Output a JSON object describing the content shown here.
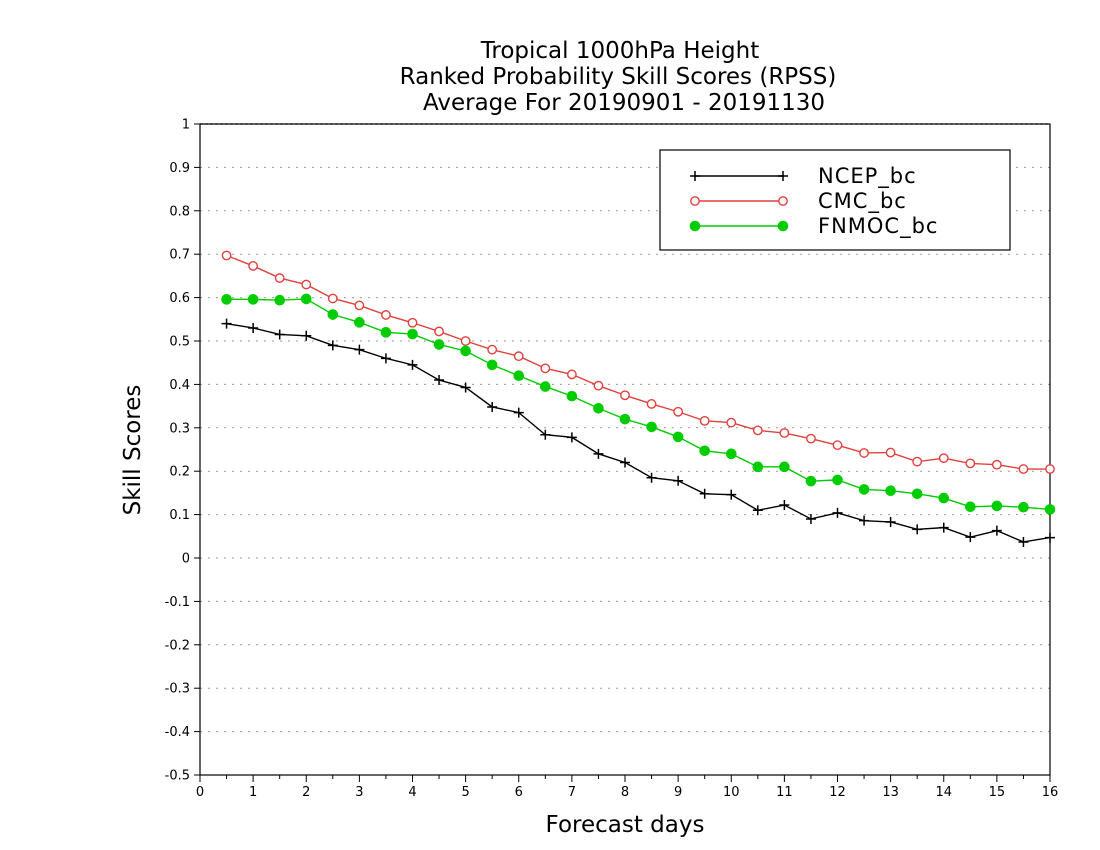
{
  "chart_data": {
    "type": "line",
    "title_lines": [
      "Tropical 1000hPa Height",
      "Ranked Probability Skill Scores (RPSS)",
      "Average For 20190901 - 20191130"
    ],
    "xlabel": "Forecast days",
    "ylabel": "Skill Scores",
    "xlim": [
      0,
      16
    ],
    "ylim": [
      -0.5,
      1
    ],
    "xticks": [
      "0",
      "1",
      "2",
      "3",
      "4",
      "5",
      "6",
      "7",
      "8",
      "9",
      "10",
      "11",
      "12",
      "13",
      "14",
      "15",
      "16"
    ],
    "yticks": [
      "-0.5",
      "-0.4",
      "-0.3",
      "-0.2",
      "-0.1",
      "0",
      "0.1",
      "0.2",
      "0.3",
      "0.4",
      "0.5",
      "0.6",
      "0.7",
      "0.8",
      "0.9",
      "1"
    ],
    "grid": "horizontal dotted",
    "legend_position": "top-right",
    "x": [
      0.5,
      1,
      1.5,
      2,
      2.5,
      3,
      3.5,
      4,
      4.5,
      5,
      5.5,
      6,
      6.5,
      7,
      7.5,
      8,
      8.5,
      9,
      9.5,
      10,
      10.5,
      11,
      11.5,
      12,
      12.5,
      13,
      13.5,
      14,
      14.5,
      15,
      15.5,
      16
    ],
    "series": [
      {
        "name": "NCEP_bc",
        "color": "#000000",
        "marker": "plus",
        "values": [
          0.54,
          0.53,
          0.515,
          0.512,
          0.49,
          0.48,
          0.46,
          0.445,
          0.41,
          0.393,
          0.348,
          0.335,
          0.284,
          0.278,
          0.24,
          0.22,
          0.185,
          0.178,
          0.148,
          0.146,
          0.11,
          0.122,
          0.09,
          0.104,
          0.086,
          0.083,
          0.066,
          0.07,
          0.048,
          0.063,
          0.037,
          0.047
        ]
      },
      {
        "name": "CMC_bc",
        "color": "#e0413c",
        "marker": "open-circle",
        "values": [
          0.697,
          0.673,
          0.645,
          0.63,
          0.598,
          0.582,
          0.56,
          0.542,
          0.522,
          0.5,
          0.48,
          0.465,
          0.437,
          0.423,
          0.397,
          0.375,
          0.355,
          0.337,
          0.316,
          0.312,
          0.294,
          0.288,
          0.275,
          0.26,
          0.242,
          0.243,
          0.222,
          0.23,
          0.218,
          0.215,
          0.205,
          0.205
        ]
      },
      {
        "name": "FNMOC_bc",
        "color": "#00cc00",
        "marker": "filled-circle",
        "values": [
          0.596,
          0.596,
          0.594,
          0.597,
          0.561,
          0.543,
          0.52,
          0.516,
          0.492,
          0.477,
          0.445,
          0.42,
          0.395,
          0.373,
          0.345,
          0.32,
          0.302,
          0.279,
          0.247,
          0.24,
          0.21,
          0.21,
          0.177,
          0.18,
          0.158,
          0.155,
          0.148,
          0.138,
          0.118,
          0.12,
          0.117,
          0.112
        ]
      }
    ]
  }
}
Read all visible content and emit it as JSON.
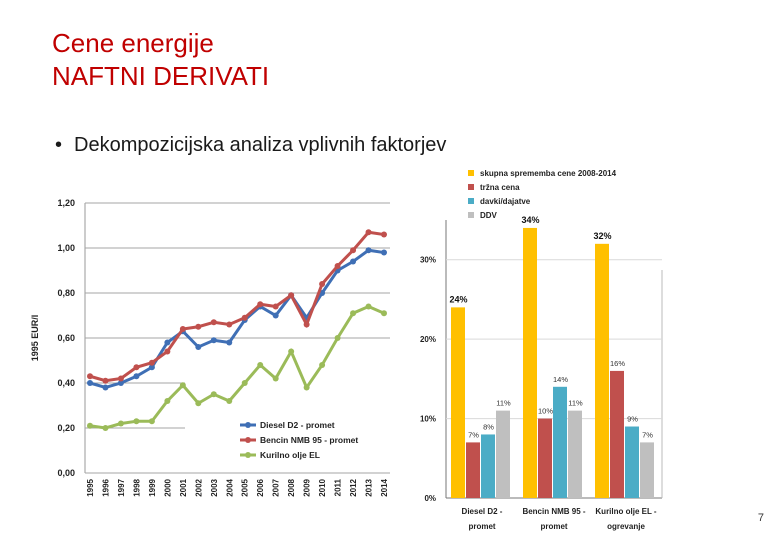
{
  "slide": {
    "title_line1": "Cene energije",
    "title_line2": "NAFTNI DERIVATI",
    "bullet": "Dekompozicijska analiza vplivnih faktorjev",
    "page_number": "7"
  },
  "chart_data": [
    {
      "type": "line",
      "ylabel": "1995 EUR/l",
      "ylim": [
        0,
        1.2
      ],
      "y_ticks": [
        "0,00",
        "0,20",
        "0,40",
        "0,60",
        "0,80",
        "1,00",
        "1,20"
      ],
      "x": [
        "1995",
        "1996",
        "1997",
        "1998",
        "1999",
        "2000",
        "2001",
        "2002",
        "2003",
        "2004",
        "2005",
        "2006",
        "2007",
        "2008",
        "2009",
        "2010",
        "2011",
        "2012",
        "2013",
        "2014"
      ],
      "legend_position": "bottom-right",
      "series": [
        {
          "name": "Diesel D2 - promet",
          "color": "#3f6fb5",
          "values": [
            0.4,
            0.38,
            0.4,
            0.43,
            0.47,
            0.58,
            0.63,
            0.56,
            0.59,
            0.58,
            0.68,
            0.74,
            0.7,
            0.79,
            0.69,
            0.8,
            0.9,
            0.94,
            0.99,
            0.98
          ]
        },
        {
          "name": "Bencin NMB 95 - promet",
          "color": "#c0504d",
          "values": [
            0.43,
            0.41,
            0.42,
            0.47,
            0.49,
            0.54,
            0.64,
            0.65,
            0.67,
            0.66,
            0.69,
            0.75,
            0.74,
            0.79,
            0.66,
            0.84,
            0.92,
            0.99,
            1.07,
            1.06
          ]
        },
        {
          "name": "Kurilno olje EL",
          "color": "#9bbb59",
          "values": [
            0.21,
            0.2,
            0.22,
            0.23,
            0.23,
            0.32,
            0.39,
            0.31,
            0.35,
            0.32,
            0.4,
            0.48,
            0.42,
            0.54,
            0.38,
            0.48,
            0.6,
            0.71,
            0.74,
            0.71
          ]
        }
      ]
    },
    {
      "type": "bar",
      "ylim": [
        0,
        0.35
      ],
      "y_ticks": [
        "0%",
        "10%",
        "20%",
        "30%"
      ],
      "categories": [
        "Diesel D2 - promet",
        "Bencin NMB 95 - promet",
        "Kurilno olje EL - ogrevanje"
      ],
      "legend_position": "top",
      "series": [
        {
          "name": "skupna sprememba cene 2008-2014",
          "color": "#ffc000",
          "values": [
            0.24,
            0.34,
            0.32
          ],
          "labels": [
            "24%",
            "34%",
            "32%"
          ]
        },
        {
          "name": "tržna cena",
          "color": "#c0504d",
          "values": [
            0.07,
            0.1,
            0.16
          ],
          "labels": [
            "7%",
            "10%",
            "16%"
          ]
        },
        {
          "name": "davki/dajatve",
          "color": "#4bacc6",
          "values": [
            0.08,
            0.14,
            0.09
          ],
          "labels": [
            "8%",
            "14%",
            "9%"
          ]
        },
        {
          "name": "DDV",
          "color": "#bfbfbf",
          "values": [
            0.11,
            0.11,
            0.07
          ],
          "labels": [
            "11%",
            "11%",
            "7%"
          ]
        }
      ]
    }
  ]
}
━━━━━━━━
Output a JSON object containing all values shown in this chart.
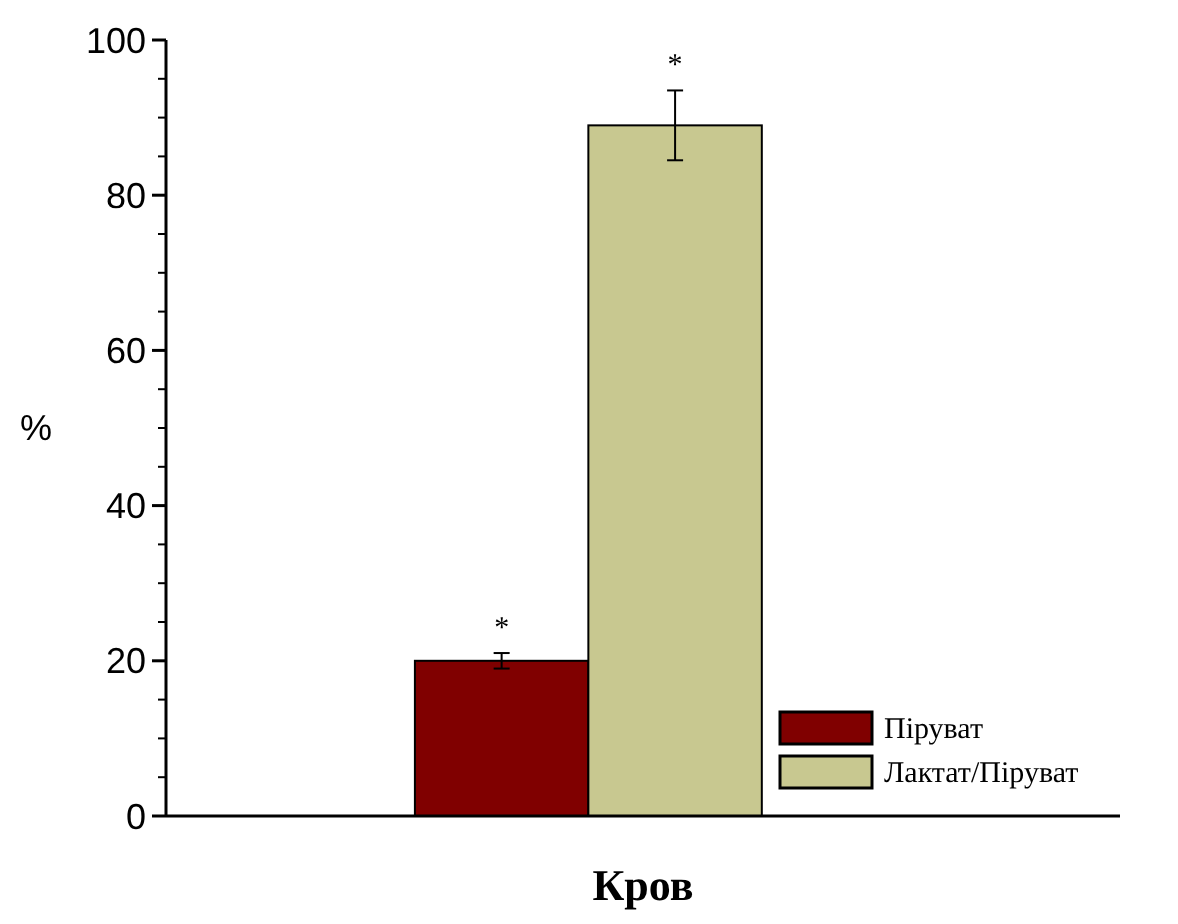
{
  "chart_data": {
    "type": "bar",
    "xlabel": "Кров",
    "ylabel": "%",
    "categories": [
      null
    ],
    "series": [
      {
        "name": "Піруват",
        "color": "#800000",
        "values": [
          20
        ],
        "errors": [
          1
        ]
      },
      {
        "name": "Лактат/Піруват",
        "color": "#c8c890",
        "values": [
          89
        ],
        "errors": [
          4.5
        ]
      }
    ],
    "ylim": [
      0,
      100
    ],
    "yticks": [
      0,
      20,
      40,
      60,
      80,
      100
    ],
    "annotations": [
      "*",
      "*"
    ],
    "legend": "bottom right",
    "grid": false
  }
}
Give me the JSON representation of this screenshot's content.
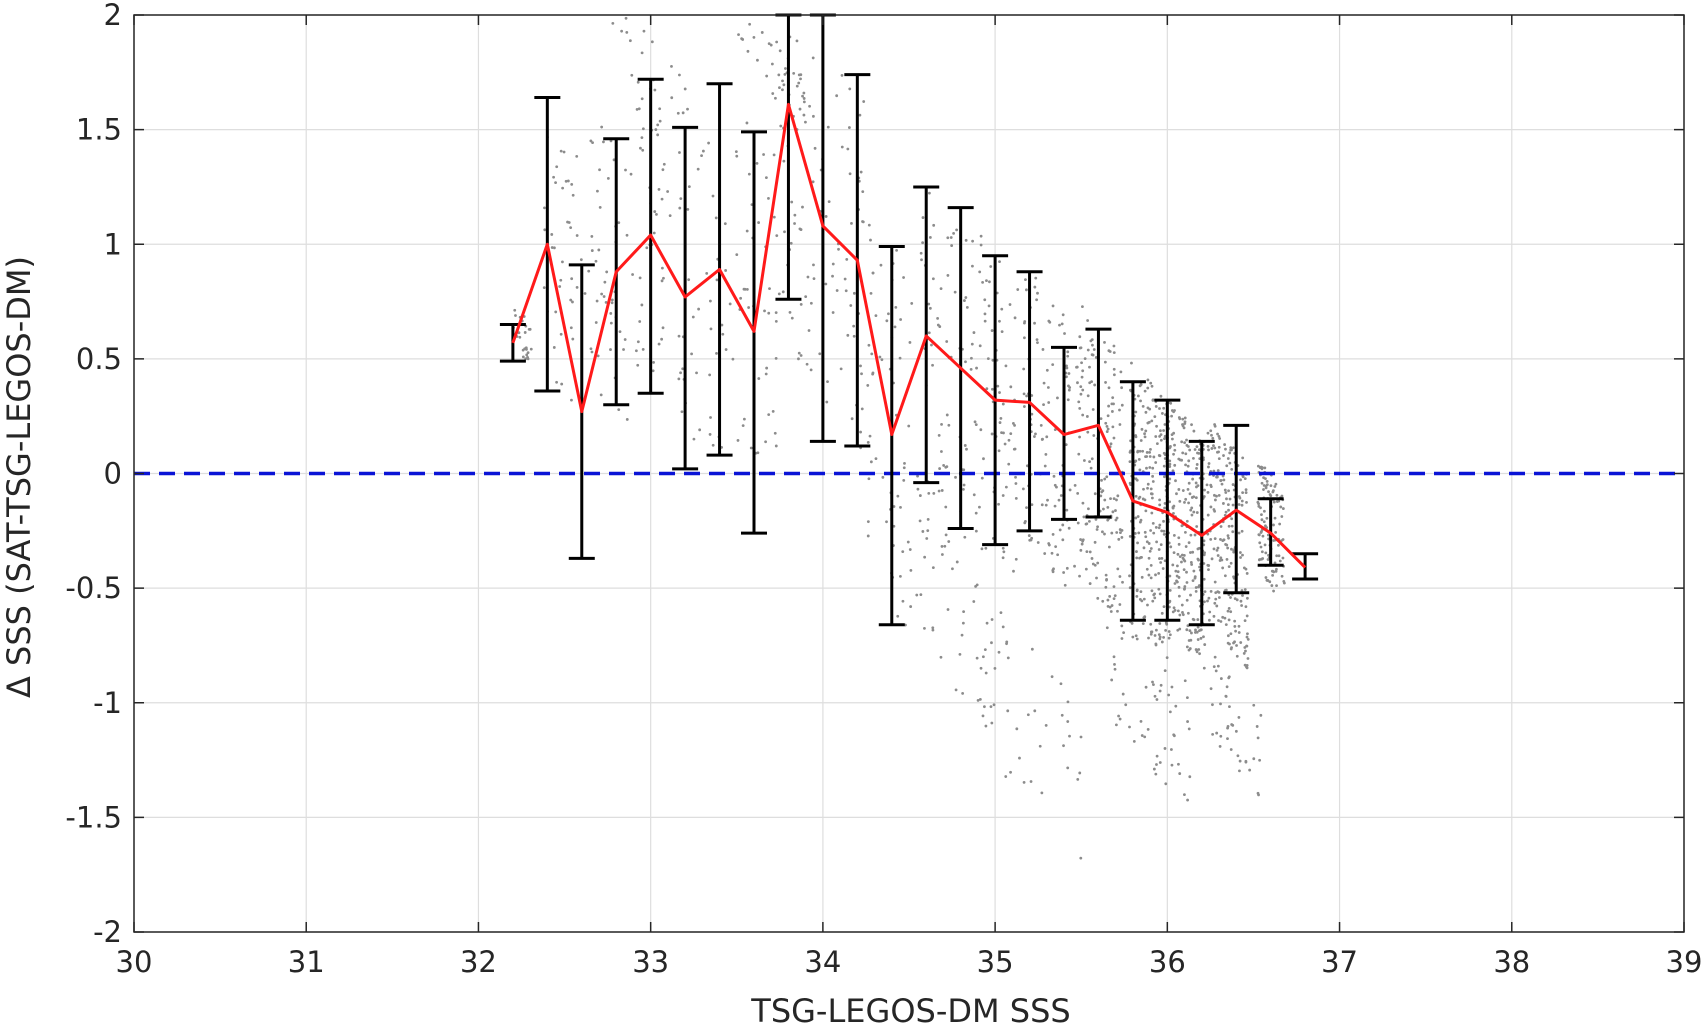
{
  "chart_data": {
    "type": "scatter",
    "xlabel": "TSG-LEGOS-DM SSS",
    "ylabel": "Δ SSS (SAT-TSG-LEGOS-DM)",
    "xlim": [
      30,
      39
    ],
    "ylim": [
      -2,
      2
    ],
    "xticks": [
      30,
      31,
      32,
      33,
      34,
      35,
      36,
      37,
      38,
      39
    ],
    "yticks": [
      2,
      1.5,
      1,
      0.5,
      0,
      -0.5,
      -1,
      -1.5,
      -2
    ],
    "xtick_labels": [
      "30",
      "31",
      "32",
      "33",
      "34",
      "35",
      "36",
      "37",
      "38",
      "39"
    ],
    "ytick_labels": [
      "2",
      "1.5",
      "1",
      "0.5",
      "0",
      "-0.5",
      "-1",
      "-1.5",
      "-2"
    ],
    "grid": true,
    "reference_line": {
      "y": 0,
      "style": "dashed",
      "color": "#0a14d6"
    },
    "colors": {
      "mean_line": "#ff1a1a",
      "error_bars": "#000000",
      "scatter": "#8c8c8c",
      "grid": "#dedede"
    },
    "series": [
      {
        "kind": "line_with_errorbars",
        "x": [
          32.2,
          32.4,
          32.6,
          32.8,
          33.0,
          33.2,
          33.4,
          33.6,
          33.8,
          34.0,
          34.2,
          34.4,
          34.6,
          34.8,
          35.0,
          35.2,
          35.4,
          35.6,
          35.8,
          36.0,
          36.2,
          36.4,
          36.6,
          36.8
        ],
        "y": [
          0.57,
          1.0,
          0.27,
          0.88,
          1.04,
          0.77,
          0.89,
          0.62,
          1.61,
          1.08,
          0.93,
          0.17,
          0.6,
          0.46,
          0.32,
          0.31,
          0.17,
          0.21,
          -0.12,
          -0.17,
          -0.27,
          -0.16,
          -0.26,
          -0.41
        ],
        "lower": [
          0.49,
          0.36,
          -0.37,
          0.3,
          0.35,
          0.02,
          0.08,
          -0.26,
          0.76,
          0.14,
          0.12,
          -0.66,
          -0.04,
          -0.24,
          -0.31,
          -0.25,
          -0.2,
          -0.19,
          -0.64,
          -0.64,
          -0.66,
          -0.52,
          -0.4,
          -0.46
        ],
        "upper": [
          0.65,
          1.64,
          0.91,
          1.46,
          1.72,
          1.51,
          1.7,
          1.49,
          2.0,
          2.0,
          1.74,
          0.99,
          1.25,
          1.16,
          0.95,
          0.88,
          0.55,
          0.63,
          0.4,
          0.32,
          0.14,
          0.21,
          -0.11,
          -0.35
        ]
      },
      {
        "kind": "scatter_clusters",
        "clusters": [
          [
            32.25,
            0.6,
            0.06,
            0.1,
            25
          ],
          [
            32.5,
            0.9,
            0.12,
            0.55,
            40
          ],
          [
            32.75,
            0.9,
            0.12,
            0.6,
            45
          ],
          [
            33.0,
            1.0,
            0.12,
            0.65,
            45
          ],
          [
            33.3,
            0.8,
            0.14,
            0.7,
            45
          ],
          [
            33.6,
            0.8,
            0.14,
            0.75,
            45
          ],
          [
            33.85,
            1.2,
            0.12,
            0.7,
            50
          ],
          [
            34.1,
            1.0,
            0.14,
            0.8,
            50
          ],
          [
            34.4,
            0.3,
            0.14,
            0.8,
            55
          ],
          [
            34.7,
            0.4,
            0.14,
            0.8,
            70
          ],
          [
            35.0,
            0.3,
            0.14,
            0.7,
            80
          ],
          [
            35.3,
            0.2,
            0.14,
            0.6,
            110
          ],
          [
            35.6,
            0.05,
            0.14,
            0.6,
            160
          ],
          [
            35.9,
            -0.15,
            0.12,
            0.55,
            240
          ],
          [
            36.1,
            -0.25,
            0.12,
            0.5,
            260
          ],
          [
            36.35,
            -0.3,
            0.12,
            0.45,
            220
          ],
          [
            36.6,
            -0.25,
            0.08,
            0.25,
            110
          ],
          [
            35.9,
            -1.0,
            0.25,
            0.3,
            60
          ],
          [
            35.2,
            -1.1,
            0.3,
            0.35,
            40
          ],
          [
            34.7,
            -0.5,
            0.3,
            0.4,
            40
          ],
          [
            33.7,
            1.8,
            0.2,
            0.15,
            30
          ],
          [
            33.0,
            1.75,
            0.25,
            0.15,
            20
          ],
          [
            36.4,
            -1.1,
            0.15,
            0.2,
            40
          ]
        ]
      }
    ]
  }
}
━━━━━━━━
▶ What to produce
Pull out all lines from the entries above in which the word "right" appears.

▶ Written response
    "legend_position": "top-right",
      "legend_position": "bottom-right",
    "legend": "bottom right",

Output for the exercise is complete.